TEXTO DE LECTURA

..........

Pavese se suicidó en el verano de 1950 en la habitación de un hotel con sopotales, cuando ninguno de sus amigos ni compañeros de Editorial estaba en Turín. Había preparado y calculado las circunstancias de su muerte como alguien que prepara y dispone el transcurso de un paseo o de una velada. No le gustaba que hubiera nada imprevisto o casual en sus paseos y en sus veladas. Se irritaba muchísimo si algo se apartaba de lo que él había dispuesto con anterioridad, si alguno llegaba tarde a la cita, si se cambiaba de repente el programa, si se sumaba a ellos una persona imprevisa. Lo imprevisto le ponía nervioso. No le gustaba ser cogido por sorpresa.
Había hablado durante años de suicidarse, dice Natalia. Jamás le creyó nadie. Cuando los alemanes invadieron Francia y él iba a verles a Leone y a Natalia comiendo cerezas, ya hablaba de eso. Pero no por Francia, no por los alemanes, no por la guerra que avanzaba hacia Italia. La guerra le producía miedo pero no lo bastante como para suicidarse por ella. En el fondo no tenía ninguna causa real para suicidarse. Pero compuso varios motivos y calculó su suma con una precisión fulminante, y los volvió a componer y volvió a ver, asintiendo con su sonrisa maligna, que el resultado era idéntico y por lo tanto exacto. Pensó incluso en más allá de su vida, en nuestros días futuros, consideró cómo se comportaría la gente ante sus libros y su memoria. Observó más allá de la muerte, como los que aman la vida y no saben separarse de ella y que, aun pensando en la muerte, han imaginando no la muerte, sino la vida. Sin embargo, él no amaba la vida, y aquel mirar suyo más allá de la propia muerte no era por amor a la vida, sino un preparado cálculo de circunstancias, para que nada, ni siquiera después de muerto, pudiese cogerlo por sorpresa.
El oficio de vivir se pública póstumamente en 1952. En 1957 se crea un premio literario con su nombre.
La poesía narrativa de Pavese marcará de una manera definitiva la narativa actual italiana.
Dos aforismos de Pavese para terminar:
-Los grandes poetas son tan raros como los grandes amantes. No bastan Ias veleidades, Ias furias y los sueños, se necesita algo más: cojones duros. Que se llaman también mirada olímpica.
-Si el follar no fuese la cosa más importante de la vida, el Génesis no empezaría por ahí.
Trabajar cansa – Poesía (1936)
El oficio de vivir, diario literario que comienza a componer en este periodo de su vida y seguirá escribiéndolo hasta el final de su vida.
Il compagno 1947
Diálogos con Leucó (1947)
El oficio de poeta
Entre mujeres solas
La luna y las fogatas
POEMAS DE CÉSARE PAVESE
VENDRÁ LA MUERTE Y TENDRÁ TUS OJOS
Vendrá la muerte y tendrá tus ojos
-esta muerte que nos acompaña
de la mañana a la noche, insomne,
sorda, como un viejo remordimiento
o un vicio absurdo-. Tus ojos
serán una vana palabra,
un grito acallado, un silencio.

..........

OBJETIVO DEL EJERCICIO
Reproduce literalmente el tramo del texto sobre Pavese que va desde "El oficio de vivir se" hasta "cansa – Poesía (1936)". El listado es un material independiente del texto sobre Pavese.

..........

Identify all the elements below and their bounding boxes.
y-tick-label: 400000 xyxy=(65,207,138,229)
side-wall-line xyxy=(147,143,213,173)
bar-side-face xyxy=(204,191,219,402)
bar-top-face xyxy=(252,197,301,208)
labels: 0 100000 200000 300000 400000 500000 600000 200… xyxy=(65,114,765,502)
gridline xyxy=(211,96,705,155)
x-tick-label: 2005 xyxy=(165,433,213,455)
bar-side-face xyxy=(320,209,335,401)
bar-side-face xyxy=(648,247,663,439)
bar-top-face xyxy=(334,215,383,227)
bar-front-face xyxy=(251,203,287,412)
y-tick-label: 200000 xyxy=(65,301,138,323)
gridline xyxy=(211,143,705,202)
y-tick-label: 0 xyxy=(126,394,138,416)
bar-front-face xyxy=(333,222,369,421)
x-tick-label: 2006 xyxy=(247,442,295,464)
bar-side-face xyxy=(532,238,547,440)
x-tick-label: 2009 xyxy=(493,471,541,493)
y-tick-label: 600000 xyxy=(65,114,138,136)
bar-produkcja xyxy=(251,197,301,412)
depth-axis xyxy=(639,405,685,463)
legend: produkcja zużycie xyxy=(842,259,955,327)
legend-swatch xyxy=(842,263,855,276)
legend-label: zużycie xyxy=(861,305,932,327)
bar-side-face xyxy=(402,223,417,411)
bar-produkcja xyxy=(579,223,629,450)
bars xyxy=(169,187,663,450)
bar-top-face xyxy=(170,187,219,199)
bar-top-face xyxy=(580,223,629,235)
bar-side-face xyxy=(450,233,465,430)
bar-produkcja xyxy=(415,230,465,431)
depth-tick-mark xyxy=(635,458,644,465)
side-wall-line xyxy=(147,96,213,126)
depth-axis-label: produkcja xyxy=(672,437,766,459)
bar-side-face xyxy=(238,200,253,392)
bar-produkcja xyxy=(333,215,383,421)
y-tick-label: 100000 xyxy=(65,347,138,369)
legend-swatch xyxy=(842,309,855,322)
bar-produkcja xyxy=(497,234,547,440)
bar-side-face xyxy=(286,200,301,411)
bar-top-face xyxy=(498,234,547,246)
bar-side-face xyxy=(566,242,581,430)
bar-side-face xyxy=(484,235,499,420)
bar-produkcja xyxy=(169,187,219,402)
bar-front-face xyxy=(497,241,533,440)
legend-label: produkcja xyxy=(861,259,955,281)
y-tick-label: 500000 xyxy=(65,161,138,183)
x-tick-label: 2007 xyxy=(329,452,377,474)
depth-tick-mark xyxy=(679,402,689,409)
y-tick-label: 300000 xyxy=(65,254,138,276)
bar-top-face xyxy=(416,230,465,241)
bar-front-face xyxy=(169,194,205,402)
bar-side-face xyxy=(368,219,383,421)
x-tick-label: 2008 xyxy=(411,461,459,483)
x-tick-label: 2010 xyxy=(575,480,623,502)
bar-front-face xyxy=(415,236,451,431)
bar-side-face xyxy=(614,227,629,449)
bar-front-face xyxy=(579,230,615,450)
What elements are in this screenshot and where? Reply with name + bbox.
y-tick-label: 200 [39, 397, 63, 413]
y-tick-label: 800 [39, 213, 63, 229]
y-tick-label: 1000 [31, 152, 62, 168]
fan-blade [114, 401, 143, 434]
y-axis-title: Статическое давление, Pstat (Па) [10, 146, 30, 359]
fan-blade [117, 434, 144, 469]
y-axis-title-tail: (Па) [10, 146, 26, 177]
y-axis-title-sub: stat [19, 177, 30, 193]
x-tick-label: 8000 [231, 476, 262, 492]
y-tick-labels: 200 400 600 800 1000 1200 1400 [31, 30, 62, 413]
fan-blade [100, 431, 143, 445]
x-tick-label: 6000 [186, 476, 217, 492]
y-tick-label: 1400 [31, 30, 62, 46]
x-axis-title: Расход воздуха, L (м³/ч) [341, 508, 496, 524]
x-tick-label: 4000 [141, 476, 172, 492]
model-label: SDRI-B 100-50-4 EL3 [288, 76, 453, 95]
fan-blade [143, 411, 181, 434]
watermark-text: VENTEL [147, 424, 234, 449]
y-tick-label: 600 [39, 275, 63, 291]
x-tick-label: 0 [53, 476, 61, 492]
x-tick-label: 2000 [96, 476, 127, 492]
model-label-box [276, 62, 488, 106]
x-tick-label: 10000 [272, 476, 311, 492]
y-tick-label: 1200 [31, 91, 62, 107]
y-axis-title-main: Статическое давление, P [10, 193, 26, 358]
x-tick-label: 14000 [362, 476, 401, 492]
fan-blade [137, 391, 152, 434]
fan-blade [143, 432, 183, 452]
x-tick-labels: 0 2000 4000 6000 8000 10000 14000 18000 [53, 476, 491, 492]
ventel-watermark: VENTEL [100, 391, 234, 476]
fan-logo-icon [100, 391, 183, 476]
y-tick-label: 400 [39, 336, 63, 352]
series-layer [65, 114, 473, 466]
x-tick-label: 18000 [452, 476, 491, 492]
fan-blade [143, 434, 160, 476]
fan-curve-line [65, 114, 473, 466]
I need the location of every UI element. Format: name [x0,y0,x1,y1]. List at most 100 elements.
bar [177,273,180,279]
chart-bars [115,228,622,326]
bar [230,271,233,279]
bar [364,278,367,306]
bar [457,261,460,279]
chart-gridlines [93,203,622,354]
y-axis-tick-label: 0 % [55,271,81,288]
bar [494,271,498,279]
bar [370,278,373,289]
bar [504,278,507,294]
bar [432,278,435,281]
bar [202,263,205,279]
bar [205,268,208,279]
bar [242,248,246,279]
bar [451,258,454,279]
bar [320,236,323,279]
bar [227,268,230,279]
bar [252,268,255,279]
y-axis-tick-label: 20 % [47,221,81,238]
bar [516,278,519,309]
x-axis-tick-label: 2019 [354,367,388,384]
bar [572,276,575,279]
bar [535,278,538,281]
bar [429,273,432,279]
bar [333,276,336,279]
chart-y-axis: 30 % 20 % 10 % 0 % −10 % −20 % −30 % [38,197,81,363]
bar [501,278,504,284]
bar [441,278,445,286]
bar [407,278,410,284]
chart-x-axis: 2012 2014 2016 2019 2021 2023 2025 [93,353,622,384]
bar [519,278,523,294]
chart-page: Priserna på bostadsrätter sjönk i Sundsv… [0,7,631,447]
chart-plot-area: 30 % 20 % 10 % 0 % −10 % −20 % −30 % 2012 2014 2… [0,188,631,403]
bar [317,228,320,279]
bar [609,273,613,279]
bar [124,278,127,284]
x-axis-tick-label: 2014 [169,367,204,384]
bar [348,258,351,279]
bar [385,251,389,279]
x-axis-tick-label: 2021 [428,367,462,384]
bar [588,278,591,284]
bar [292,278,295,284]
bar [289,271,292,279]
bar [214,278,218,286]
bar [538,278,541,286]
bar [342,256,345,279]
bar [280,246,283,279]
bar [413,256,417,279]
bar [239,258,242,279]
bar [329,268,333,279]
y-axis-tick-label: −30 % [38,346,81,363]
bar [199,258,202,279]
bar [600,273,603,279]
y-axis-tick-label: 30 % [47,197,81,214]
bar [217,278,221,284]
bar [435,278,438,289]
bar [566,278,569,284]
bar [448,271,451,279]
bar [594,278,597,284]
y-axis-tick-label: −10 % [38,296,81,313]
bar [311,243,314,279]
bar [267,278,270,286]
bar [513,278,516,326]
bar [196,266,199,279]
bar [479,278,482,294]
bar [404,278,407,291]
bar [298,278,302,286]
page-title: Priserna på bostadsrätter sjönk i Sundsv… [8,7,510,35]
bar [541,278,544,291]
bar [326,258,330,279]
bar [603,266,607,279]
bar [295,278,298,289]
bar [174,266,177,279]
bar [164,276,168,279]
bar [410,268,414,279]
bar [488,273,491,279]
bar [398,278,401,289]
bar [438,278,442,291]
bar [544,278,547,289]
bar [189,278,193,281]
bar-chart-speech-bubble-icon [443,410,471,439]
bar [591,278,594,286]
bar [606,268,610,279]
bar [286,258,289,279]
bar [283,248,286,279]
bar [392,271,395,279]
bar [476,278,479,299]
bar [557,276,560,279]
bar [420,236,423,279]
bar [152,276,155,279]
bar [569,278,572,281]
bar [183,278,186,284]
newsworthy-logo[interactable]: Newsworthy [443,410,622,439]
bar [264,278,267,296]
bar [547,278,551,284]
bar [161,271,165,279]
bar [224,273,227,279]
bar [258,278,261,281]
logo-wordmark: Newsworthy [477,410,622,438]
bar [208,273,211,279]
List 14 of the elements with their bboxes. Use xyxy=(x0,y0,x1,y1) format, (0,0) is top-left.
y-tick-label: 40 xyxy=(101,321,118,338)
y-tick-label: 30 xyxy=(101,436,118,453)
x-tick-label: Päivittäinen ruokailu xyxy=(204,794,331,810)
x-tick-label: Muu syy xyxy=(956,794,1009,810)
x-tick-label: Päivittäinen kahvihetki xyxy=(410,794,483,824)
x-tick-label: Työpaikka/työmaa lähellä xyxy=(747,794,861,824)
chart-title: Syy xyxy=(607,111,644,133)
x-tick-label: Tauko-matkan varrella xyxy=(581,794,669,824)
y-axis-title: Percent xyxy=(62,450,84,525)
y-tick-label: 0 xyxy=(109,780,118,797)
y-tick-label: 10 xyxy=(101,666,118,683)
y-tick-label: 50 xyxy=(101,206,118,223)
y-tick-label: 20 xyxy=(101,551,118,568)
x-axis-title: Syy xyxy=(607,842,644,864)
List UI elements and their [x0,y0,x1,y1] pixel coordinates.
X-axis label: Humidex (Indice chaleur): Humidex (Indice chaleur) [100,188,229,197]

..........

RESPUESTA DEL EJERCICIO
El oficio de vivir se pública póstumamente en 1952. En 1957 se crea un premio literario con su nombre.
La poesía narrativa de Pavese marcará de una manera definitiva la narativa actual italiana.
Dos aforismos de Pavese para terminar:
-Los grandes poetas son tan raros como los grandes amantes. No bastan Ias veleidades, Ias furias y los sueños, se necesita algo más: cojones duros. Que se llaman también mirada olímpica.
-Si el follar no fuese la cosa más importante de la vida, el Génesis no empezaría por ahí.
Trabajar cansa – Poesía (1936)